• _PROVIDED TEXT_
(begin)

# My South West Road Trip



## axon (Apr 30, 2008)

So, I'm off on roadtrip next week to see deserts, canyons and mountains.  Any suggestions of must see things on the route?

Rough route will be Denver, Santa Fe, Tucson, Flagstaff, Southern Utah then back to Denver.


----------



## quimcunx (Apr 30, 2008)

Are they near Lewisham?  I can't see them on the tube map.   

Have fun.


----------



## twistedAM (Apr 30, 2008)

Taos is nicer than Santa Fe

Avoid Colorado Springs at all costs.


----------



## chilango (Apr 30, 2008)

Monument Valley and the Navajo Nation

Zion NP

Arches NP

Bryce Canyon NP


----------



## trashpony (Apr 30, 2008)

Don't you have to go through Santa Fe to get to Taos? 

The Grand Canyon's quite nice 

And Painted Desert/petrified forest. 

Don't run out of petrol is my other tip


----------



## axon (Apr 30, 2008)

twisted said:


> Taos is nicer than Santa Fe
> 
> Avoid Colorado Springs at all costs.



What's up with Colorado Springs?  I'll check out Taos.


----------



## axon (Apr 30, 2008)

Papingo said:


> Are they near Lewisham?  I can't see them on the tube map.


That's coz Lewisham is in the East, the places I'm going are just further than Wimbledon.


----------



## axon (Apr 30, 2008)

chilango said:


> Monument Valley and the Navajo Nation
> 
> Zion NP
> 
> ...


Got these national parks on me list but hadn't thought of the Navajo's, I'll look them up, cheers.

(end)

• _GIVEN PROBLEM 1_
Answer these questions using the road trip thread:
(a) In which city does axon's rough route begin and end?
(b) Which place does twistedAM say to avoid at all costs?
(c) Besides sights to see, what other tip does trashpony give?
• _GIVEN PROBLEM 2_
Transcribe the road trip thread from "# My South West" to "on the route?".
• _GIVEN PROBLEM 3_
Go on with the road trip thread, starting after its final post.

Records of where elements appear:
(begin)

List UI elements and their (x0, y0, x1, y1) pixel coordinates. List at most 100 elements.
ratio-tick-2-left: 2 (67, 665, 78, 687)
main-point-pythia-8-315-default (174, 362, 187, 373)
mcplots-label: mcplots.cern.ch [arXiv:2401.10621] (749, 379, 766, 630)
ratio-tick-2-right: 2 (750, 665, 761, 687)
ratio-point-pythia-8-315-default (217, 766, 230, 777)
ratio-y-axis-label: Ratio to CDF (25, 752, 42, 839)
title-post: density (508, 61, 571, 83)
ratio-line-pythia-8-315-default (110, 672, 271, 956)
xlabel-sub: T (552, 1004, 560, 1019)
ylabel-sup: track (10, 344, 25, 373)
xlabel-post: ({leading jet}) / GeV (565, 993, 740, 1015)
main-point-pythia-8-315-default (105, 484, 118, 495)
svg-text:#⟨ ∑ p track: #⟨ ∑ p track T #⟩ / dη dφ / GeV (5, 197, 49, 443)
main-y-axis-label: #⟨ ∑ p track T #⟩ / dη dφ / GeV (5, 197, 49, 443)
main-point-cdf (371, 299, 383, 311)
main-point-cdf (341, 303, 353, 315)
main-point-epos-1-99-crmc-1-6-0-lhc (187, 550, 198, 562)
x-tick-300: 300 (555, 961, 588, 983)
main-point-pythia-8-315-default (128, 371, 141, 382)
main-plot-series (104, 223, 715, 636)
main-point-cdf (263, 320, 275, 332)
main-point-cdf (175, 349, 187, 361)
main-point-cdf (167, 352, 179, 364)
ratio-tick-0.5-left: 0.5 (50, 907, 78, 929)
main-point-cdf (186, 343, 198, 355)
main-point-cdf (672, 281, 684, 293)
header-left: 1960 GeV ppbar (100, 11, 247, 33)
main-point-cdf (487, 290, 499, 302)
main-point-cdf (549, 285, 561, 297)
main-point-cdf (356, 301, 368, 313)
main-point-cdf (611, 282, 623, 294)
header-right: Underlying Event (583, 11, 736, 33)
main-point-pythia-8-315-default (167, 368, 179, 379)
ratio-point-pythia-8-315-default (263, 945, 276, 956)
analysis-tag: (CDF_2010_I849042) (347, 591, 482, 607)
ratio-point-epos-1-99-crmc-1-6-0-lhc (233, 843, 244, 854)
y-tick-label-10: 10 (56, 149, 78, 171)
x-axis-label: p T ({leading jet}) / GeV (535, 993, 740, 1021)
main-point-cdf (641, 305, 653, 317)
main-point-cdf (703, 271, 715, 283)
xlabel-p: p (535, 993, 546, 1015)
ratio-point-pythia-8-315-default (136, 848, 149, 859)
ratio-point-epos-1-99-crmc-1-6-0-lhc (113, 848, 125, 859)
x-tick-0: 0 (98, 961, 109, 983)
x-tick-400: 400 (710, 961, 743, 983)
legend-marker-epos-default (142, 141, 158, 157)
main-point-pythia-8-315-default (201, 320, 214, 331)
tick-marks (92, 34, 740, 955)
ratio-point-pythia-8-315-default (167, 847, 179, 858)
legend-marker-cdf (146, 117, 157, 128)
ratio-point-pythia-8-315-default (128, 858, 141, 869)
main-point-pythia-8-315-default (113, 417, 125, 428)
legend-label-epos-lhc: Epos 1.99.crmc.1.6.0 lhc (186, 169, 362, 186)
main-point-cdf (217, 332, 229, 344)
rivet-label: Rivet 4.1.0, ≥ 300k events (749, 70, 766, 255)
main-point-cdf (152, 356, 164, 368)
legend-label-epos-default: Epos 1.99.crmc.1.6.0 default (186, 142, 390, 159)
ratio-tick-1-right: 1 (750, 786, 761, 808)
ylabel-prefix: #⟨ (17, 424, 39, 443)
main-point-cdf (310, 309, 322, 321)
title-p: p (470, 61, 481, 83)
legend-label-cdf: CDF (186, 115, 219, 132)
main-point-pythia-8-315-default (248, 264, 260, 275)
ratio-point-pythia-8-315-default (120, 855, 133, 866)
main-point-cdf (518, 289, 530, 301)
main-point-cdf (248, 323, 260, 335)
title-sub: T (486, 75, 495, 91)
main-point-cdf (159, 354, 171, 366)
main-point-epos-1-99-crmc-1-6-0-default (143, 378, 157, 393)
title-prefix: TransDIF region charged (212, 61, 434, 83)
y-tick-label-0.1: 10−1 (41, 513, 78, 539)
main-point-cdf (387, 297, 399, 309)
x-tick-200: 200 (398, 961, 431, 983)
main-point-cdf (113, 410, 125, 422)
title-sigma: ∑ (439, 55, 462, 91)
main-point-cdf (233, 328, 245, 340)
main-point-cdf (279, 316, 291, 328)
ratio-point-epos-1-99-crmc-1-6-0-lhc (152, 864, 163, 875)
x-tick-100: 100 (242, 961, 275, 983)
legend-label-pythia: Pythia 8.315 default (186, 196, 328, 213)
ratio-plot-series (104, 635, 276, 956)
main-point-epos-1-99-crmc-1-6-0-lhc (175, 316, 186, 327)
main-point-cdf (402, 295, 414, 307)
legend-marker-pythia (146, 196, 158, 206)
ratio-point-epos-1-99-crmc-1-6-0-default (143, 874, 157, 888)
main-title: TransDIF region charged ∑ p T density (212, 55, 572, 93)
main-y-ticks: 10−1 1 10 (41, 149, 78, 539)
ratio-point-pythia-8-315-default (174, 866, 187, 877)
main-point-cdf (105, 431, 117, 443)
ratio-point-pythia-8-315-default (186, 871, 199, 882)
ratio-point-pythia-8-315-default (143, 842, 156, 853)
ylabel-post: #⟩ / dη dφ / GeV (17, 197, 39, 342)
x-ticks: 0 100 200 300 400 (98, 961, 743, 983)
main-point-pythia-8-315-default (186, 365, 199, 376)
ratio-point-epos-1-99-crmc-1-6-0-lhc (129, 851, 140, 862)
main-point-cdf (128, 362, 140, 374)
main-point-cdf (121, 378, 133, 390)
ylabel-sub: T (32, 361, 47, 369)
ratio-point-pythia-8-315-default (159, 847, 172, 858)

(end)

• _EXERCISE OUTPUT 1_
(a) Denver
(b) Colorado Springs
(c) Don't run out of petrol.

• _EXERCISE OUTPUT 2_
# My South West Road Trip



## axon (Apr 30, 2008)

So, I'm off on roadtrip next week to see deserts, canyons and mountains.  Any suggestions of must see things on the route?

• _EXERCISE OUTPUT 3_
----------



## axon (Apr 30, 2008)

trashpony said:


> The Grand Canyon's quite nice


Definately going to this, mainly so I can exclaim , "I've seen bigger".


----------



## twistedAM (Apr 30, 2008)

axon said:


> What's up with Colorado Springs?  I'll check out Taos.



Taos and Santa Fe are iirc about 60 miles apart. Just think Taos is a nicer base. 

CS is godsquad capital of the US. Lots of  fundy right wing xtian radio sattions based there and it's not much of a town really.

I did a similar rt from Omaha to Vegas about ten years ago....lots of driving in between places of interest.


----------



## D (May 1, 2008)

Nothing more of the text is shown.